- Raw records -

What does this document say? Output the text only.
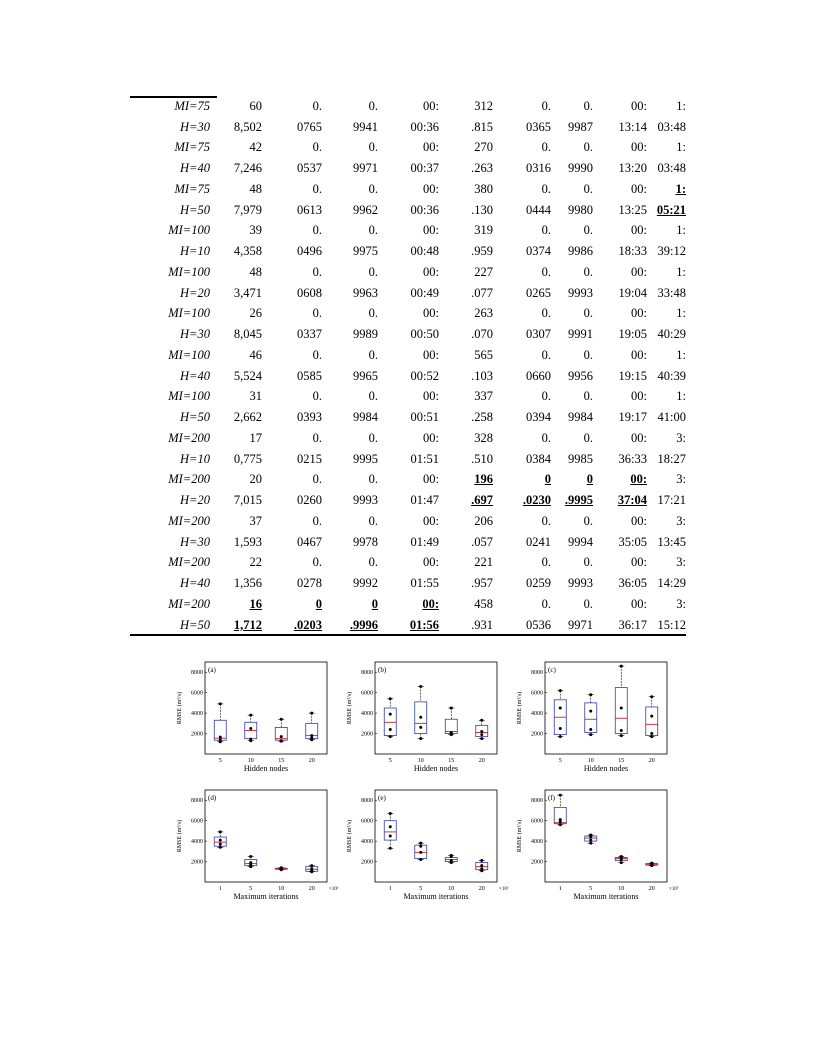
MI=75	60	0.	0.	00:	312	0.	0.	00:	1:
H=30	8,502	0765	9941	00:36	.815	0365	9987	13:14	03:48
MI=75	42	0.	0.	00:	270	0.	0.	00:	1:
H=40	7,246	0537	9971	00:37	.263	0316	9990	13:20	03:48
MI=75	48	0.	0.	00:	380	0.	0.	00:	1:
H=50	7,979	0613	9962	00:36	.130	0444	9980	13:25	05:21
MI=100	39	0.	0.	00:	319	0.	0.	00:	1:
H=10	4,358	0496	9975	00:48	.959	0374	9986	18:33	39:12
MI=100	48	0.	0.	00:	227	0.	0.	00:	1:
H=20	3,471	0608	9963	00:49	.077	0265	9993	19:04	33:48
MI=100	26	0.	0.	00:	263	0.	0.	00:	1:
H=30	8,045	0337	9989	00:50	.070	0307	9991	19:05	40:29
MI=100	46	0.	0.	00:	565	0.	0.	00:	1:
H=40	5,524	0585	9965	00:52	.103	0660	9956	19:15	40:39
MI=100	31	0.	0.	00:	337	0.	0.	00:	1:
H=50	2,662	0393	9984	00:51	.258	0394	9984	19:17	41:00
MI=200	17	0.	0.	00:	328	0.	0.	00:	3:
H=10	0,775	0215	9995	01:51	.510	0384	9985	36:33	18:27
MI=200	20	0.	0.	00:	196	0	0	00:	3:
H=20	7,015	0260	9993	01:47	.697	.0230	.9995	37:04	17:21
MI=200	37	0.	0.	00:	206	0.	0.	00:	3:
H=30	1,593	0467	9978	01:49	.057	0241	9994	35:05	13:45
MI=200	22	0.	0.	00:	221	0.	0.	00:	3:
H=40	1,356	0278	9992	01:55	.957	0259	9993	36:05	14:29
MI=200	16	0	0	00:	458	0.	0.	00:	3:
H=50	1,712	.0203	.9996	01:56	.931	0536	9971	36:17	15:12
(a)
2000
4000
6000
8000
RMSE (m³/s)
5	10	15	20
Hidden nodes
(b)
2000
4000
6000
8000
RMSE (m³/s)
5	10	15	20
Hidden nodes
(c)
2000
4000
6000
8000
RMSE (m³/s)
5	10	15	20
Hidden nodes
(d)
2000
4000
6000
8000
RMSE (m³/s)
1	5	10	20	×10³
Maximum iterations
(e)
2000
4000
6000
8000
RMSE (m³/s)
1	5	10	20	×10³
Maximum iterations
(f)
2000
4000
6000
8000
RMSE (m³/s)
1	5	10	20	×10³
Maximum iterations
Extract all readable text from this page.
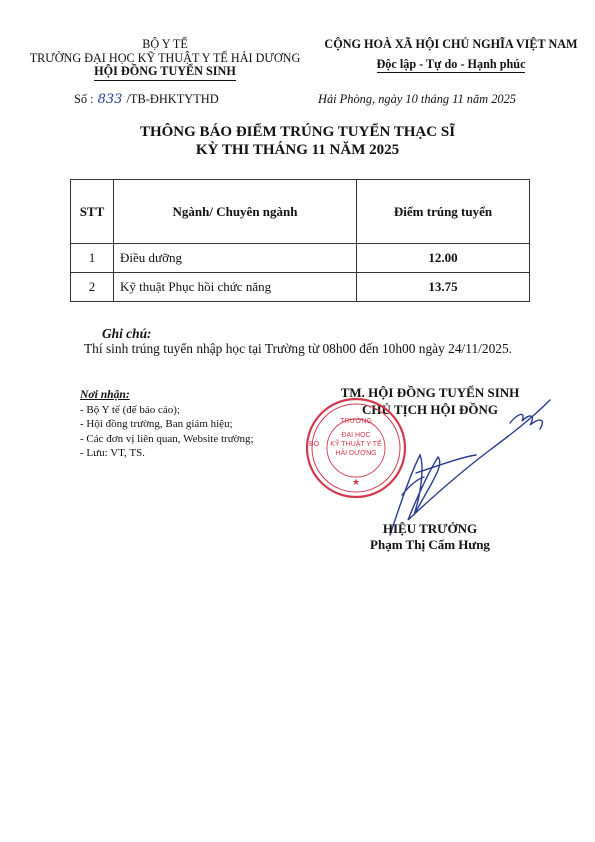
BỘ Y TẾ
TRƯỜNG ĐẠI HỌC KỸ THUẬT Y TẾ HẢI DƯƠNG
HỘI ĐỒNG TUYỂN SINH
CỘNG HOÀ XÃ HỘI CHỦ NGHĨA VIỆT NAM
Độc lập - Tự do - Hạnh phúc
Số : 833 /TB-ĐHKTYTHD	Hải Phòng, ngày 10 tháng 11 năm 2025
THÔNG BÁO ĐIỂM TRÚNG TUYỂN THẠC SĨ
KỲ THI THÁNG 11 NĂM 2025
STT	Ngành/ Chuyên ngành	Điểm trúng tuyển
1	Điều dưỡng	12.00
2	Kỹ thuật Phục hồi chức năng	13.75
Ghi chú:
Thí sinh trúng tuyển nhập học tại Trường từ 08h00 đến 10h00 ngày 24/11/2025.
Nơi nhận:
- Bộ Y tế (để báo cáo);
- Hội đồng trường, Ban giám hiệu;
- Các đơn vị liên quan, Website trường;
- Lưu: VT, TS.
TM. HỘI ĐỒNG TUYỂN SINH
CHỦ TỊCH HỘI ĐỒNG
TRƯỜNG
ĐẠI HỌC
KỸ THUẬT Y TẾ
HẢI DƯƠNG
BỘ
★
HIỆU TRƯỞNG
Phạm Thị Cẩm Hưng
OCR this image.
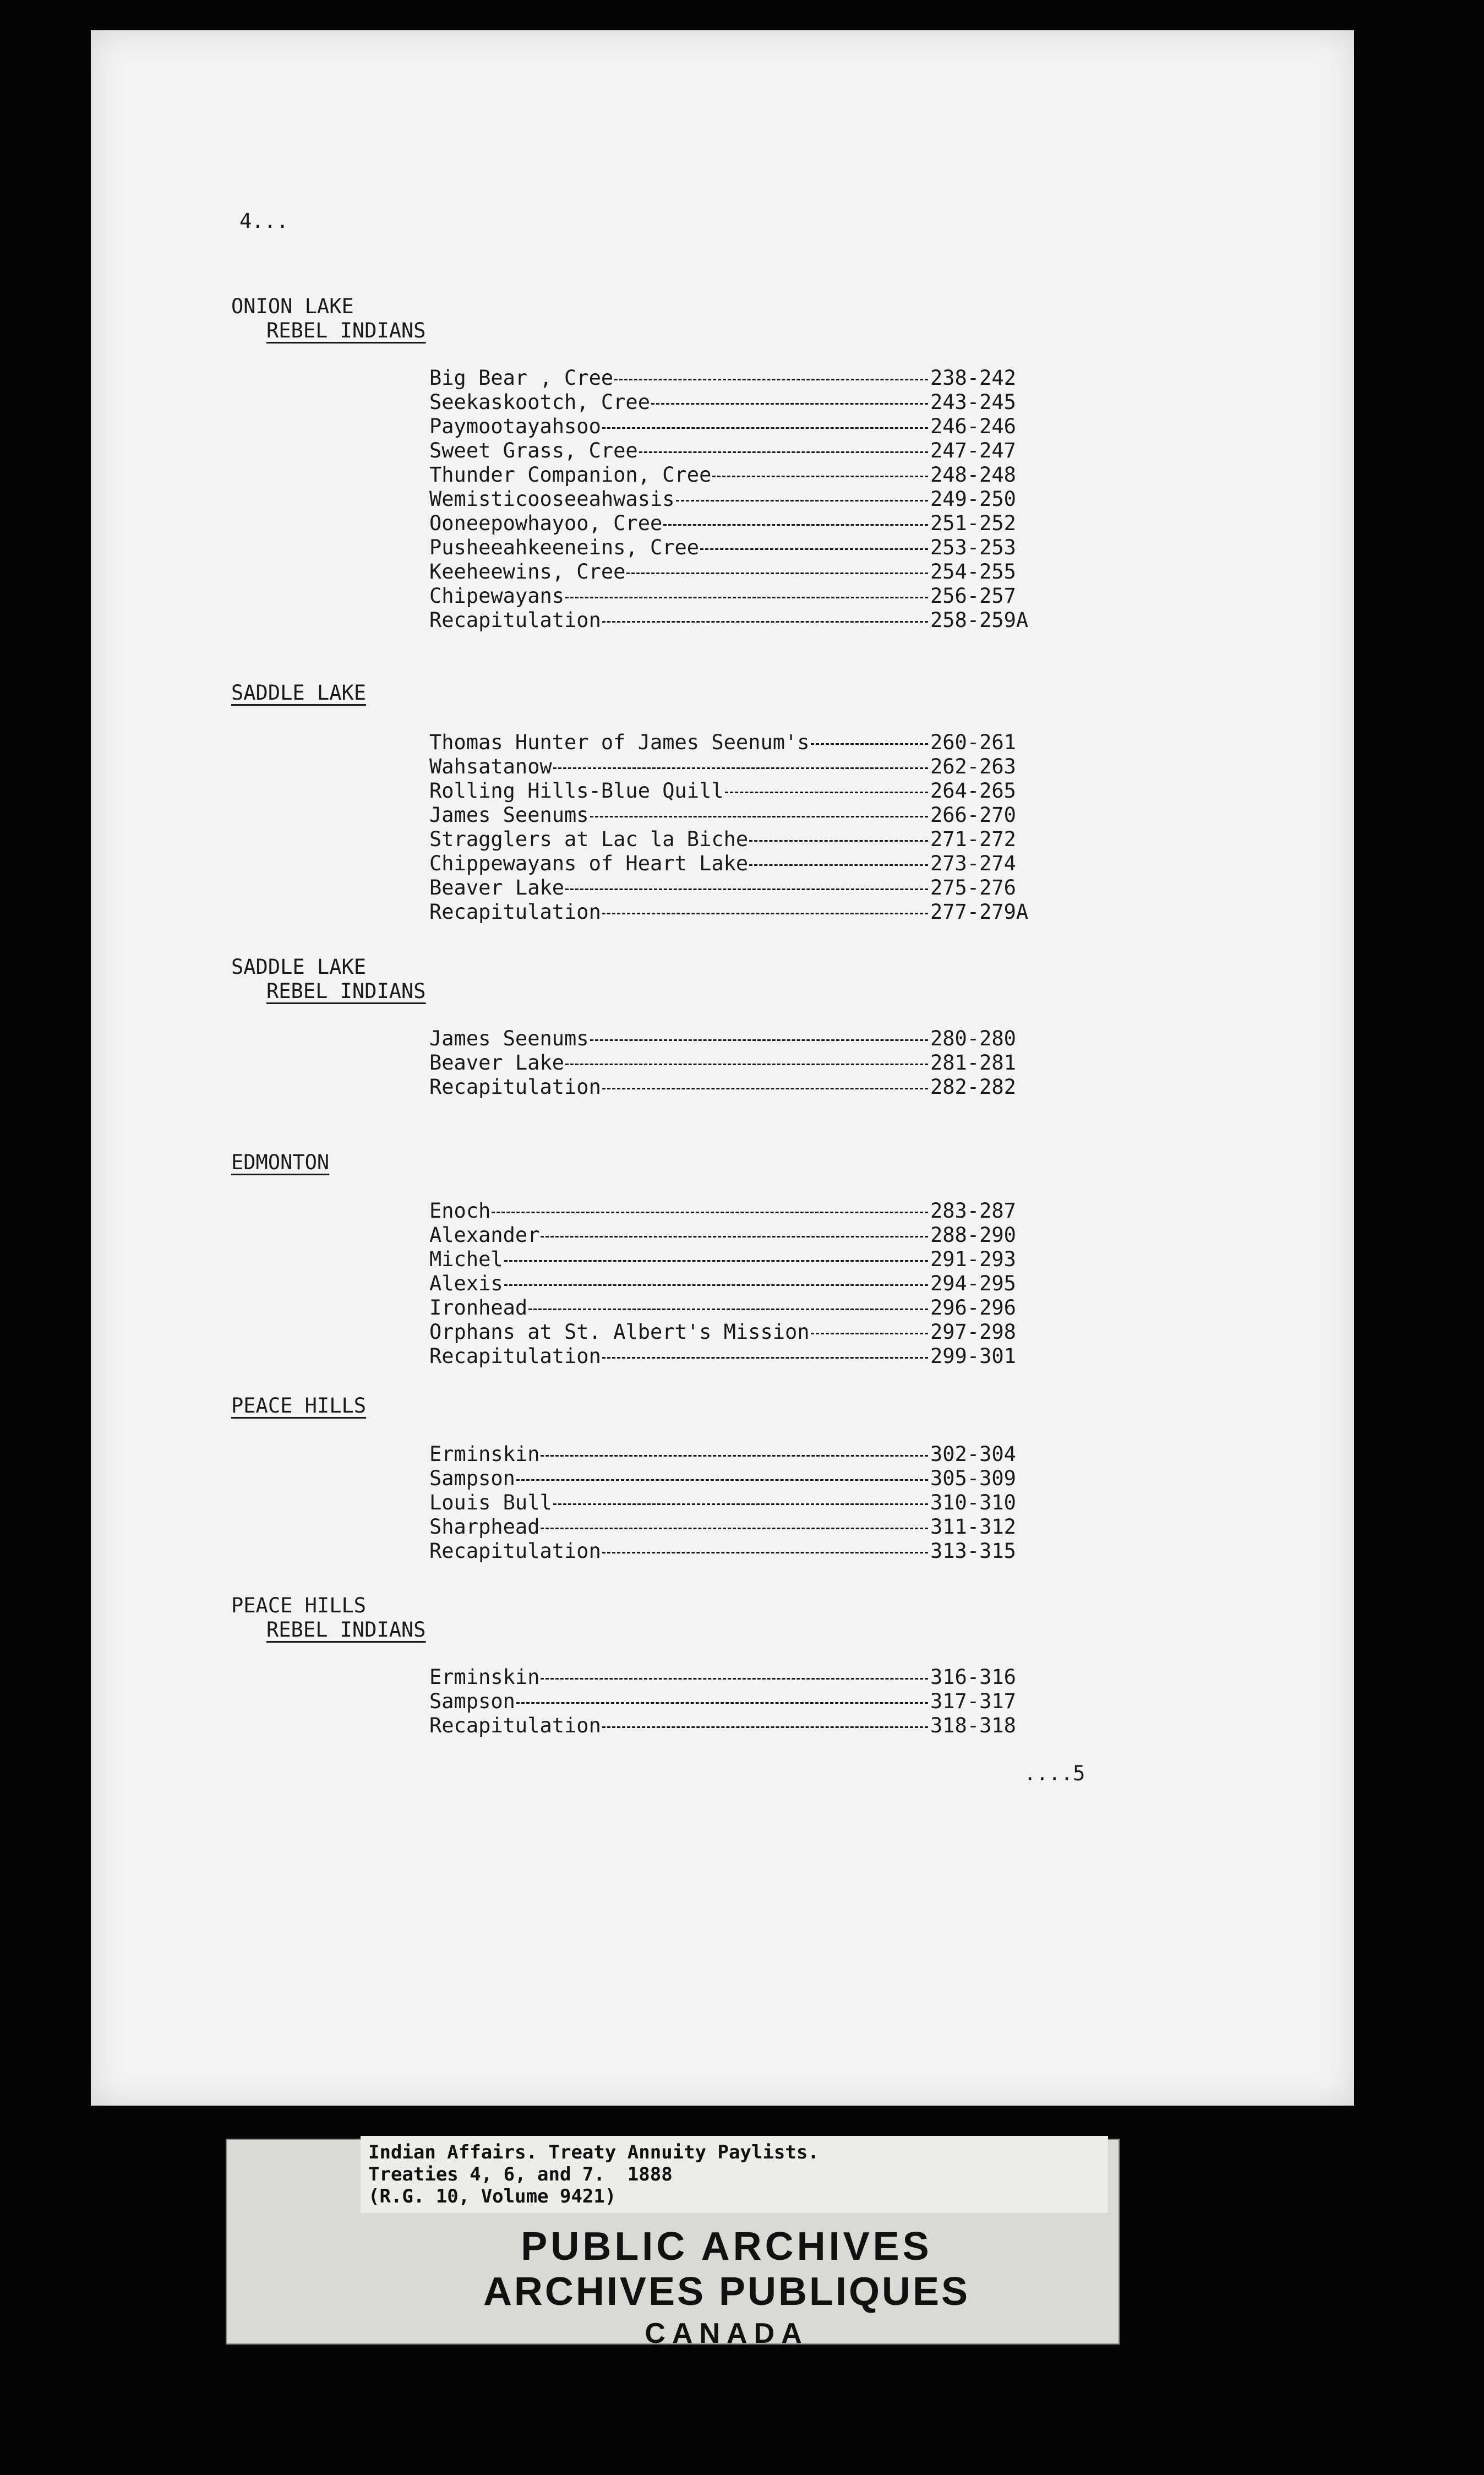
4...
ONION LAKE
REBEL INDIANS
Big Bear , Cree	238-242
Seekaskootch, Cree	243-245
Paymootayahsoo	246-246
Sweet Grass, Cree	247-247
Thunder Companion, Cree	248-248
Wemisticooseeahwasis	249-250
Ooneepowhayoo, Cree	251-252
Pusheeahkeeneins, Cree	253-253
Keeheewins, Cree	254-255
Chipewayans	256-257
Recapitulation	258-259A
SADDLE LAKE
Thomas Hunter of James Seenum's	260-261
Wahsatanow	262-263
Rolling Hills-Blue Quill	264-265
James Seenums	266-270
Stragglers at Lac la Biche	271-272
Chippewayans of Heart Lake	273-274
Beaver Lake	275-276
Recapitulation	277-279A
SADDLE LAKE
REBEL INDIANS
James Seenums	280-280
Beaver Lake	281-281
Recapitulation	282-282
EDMONTON
Enoch	283-287
Alexander	288-290
Michel	291-293
Alexis	294-295
Ironhead	296-296
Orphans at St. Albert's Mission	297-298
Recapitulation	299-301
PEACE HILLS
Erminskin	302-304
Sampson	305-309
Louis Bull	310-310
Sharphead	311-312
Recapitulation	313-315
PEACE HILLS
REBEL INDIANS
Erminskin	316-316
Sampson	317-317
Recapitulation	318-318
....5
Indian Affairs. Treaty Annuity Paylists.
Treaties 4, 6, and 7.  1888
(R.G. 10, Volume 9421)
PUBLIC ARCHIVES
ARCHIVES PUBLIQUES
CANADA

- What is needed -
From the records above, pick out and copy each line holding the word "Erminskin".

- Final result -
Erminskin	302-304
Erminskin	316-316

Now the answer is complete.